Using the records provided below, locate and copy each line that contains the word "PLEASE".

[Start of INPUT ROWS]

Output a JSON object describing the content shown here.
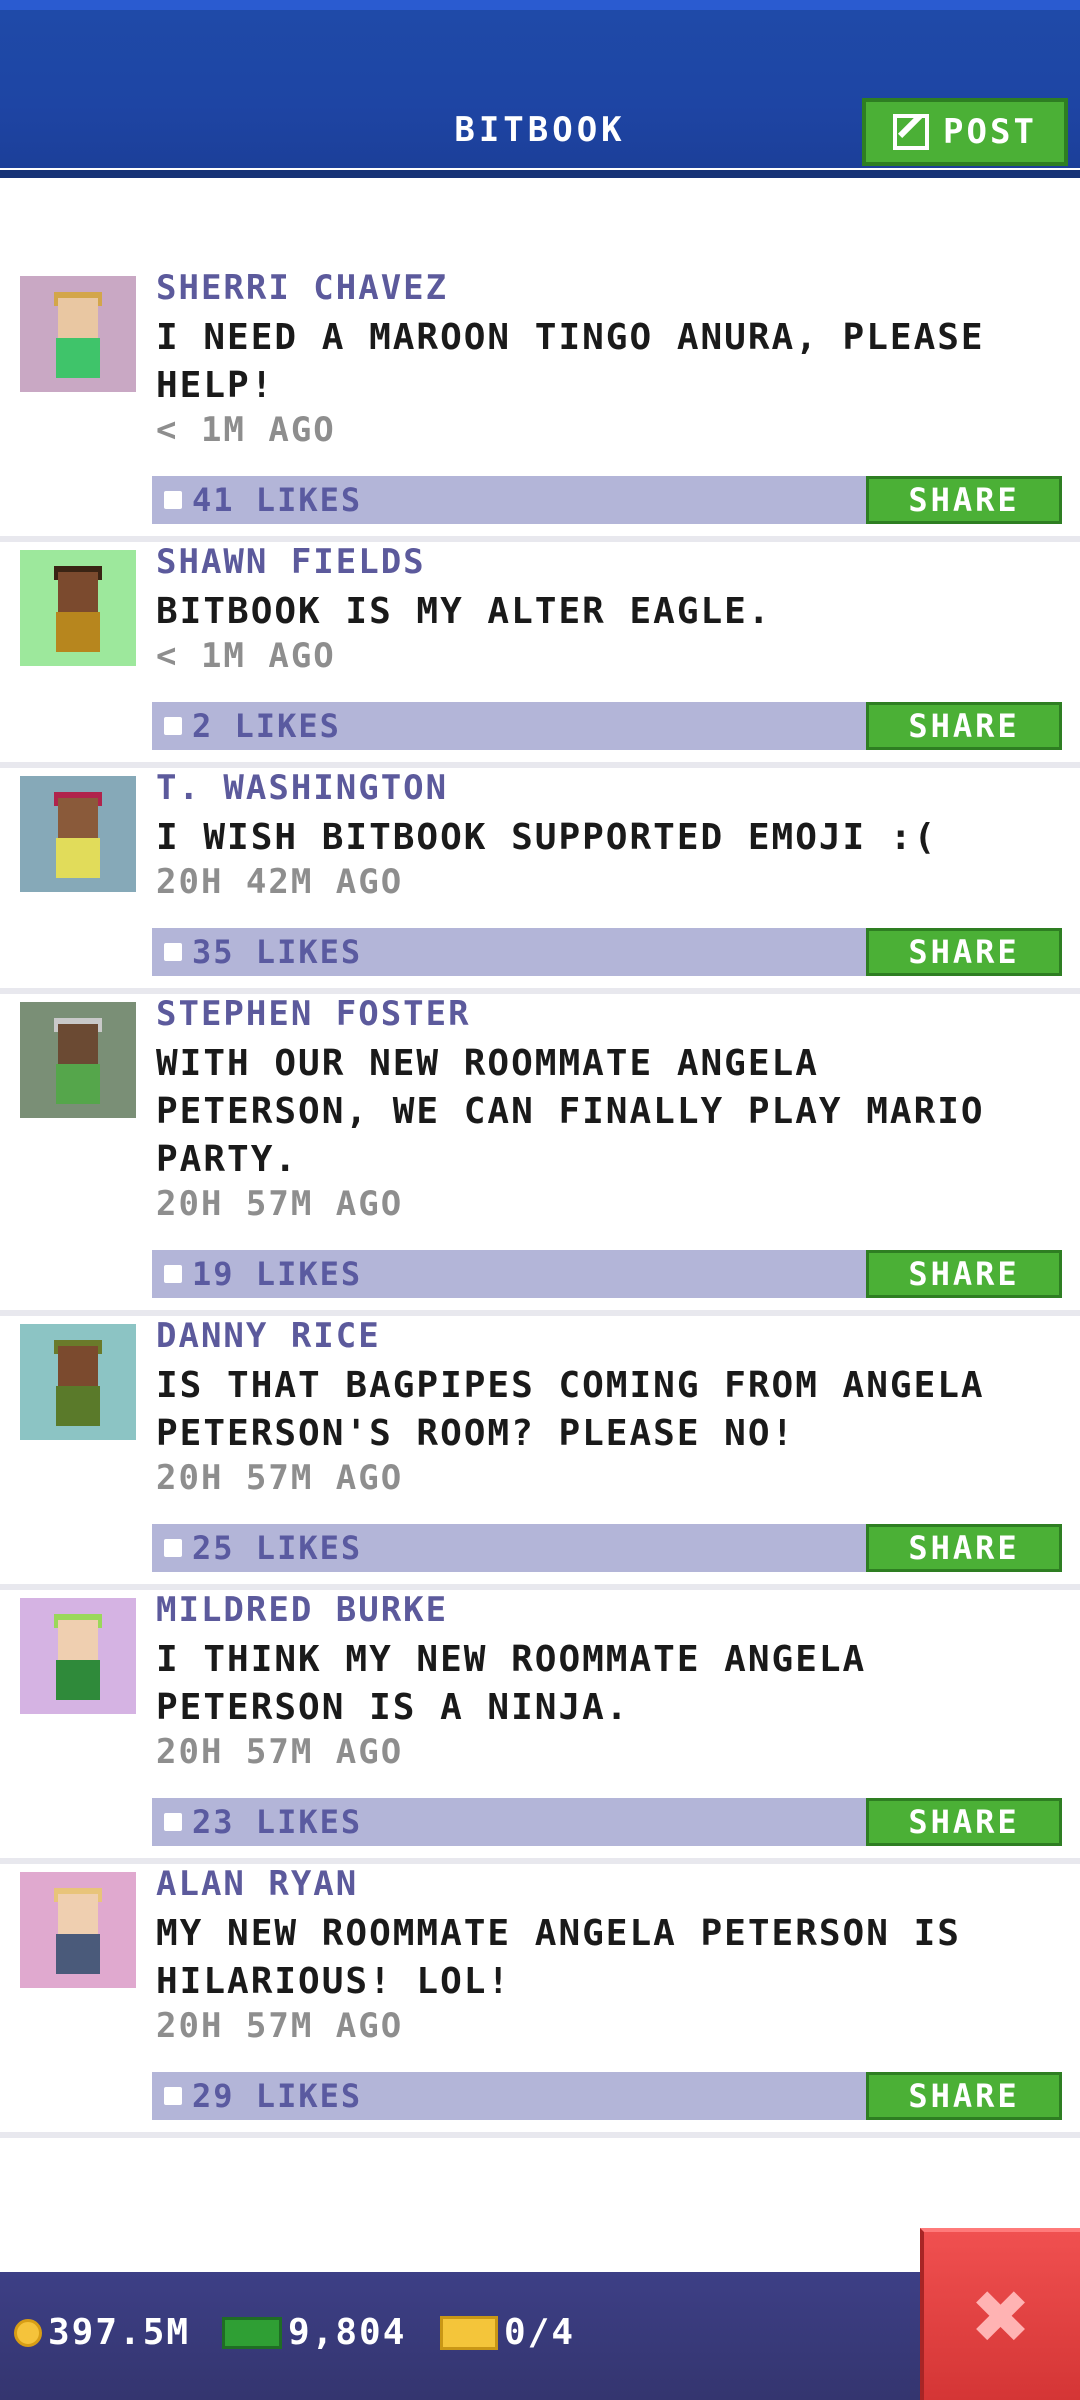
{
  "header": {
    "title": "BITBOOK",
    "post_label": "POST"
  },
  "posts": [
    {
      "name": "SHERRI CHAVEZ",
      "lines": [
        "I NEED A MAROON TINGO ANURA, PLEASE",
        "HELP!"
      ],
      "time": "< 1M AGO",
      "likes": "41 LIKES",
      "share": "SHARE",
      "colors": {
        "bg": "#c9a8c4",
        "skin": "#e9c7a2",
        "body": "#3fc46a",
        "hair": "#d3a64a"
      }
    },
    {
      "name": "SHAWN FIELDS",
      "lines": [
        "BITBOOK IS MY ALTER EAGLE."
      ],
      "time": "< 1M AGO",
      "likes": "2 LIKES",
      "share": "SHARE",
      "colors": {
        "bg": "#9de89c",
        "skin": "#7b4a2e",
        "body": "#b7861e",
        "hair": "#3a2414"
      }
    },
    {
      "name": "T. WASHINGTON",
      "lines": [
        "I WISH BITBOOK SUPPORTED EMOJI :("
      ],
      "time": "20H 42M AGO",
      "likes": "35 LIKES",
      "share": "SHARE",
      "colors": {
        "bg": "#86a9b8",
        "skin": "#8a5a3a",
        "body": "#e1dc5a",
        "hair": "#b0234b"
      }
    },
    {
      "name": "STEPHEN FOSTER",
      "lines": [
        "WITH OUR NEW ROOMMATE ANGELA",
        "PETERSON, WE CAN FINALLY PLAY MARIO",
        "PARTY."
      ],
      "time": "20H 57M AGO",
      "likes": "19 LIKES",
      "share": "SHARE",
      "colors": {
        "bg": "#7a8f76",
        "skin": "#6b4a33",
        "body": "#55a64b",
        "hair": "#c9c9c9"
      }
    },
    {
      "name": "DANNY RICE",
      "lines": [
        "IS THAT BAGPIPES COMING FROM ANGELA",
        "PETERSON'S ROOM? PLEASE NO!"
      ],
      "time": "20H 57M AGO",
      "likes": "25 LIKES",
      "share": "SHARE",
      "colors": {
        "bg": "#8cc4c4",
        "skin": "#7b4a2e",
        "body": "#5a7a2a",
        "hair": "#6a7a2a"
      }
    },
    {
      "name": "MILDRED BURKE",
      "lines": [
        "I THINK MY NEW ROOMMATE ANGELA",
        "PETERSON IS A NINJA."
      ],
      "time": "20H 57M AGO",
      "likes": "23 LIKES",
      "share": "SHARE",
      "colors": {
        "bg": "#d5b3e3",
        "skin": "#efcfb0",
        "body": "#2f8a3a",
        "hair": "#9ad85a"
      }
    },
    {
      "name": "ALAN RYAN",
      "lines": [
        "MY NEW ROOMMATE ANGELA PETERSON IS",
        "HILARIOUS! LOL!"
      ],
      "time": "20H 57M AGO",
      "likes": "29 LIKES",
      "share": "SHARE",
      "colors": {
        "bg": "#e0a9cf",
        "skin": "#efcfb0",
        "body": "#4a5a7a",
        "hair": "#e8c47a"
      }
    }
  ],
  "bottombar": {
    "coins": "397.5M",
    "bux": "9,804",
    "tickets": "0/4"
  },
  "icons": {
    "post": "edit-icon",
    "close": "close-icon",
    "coin": "coin-icon",
    "bux": "bux-icon",
    "ticket": "ticket-icon"
  }
}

[End of INPUT ROWS]

= REPLY =
        "I NEED A MAROON TINGO ANURA, PLEASE",
        "PETERSON'S ROOM? PLEASE NO!"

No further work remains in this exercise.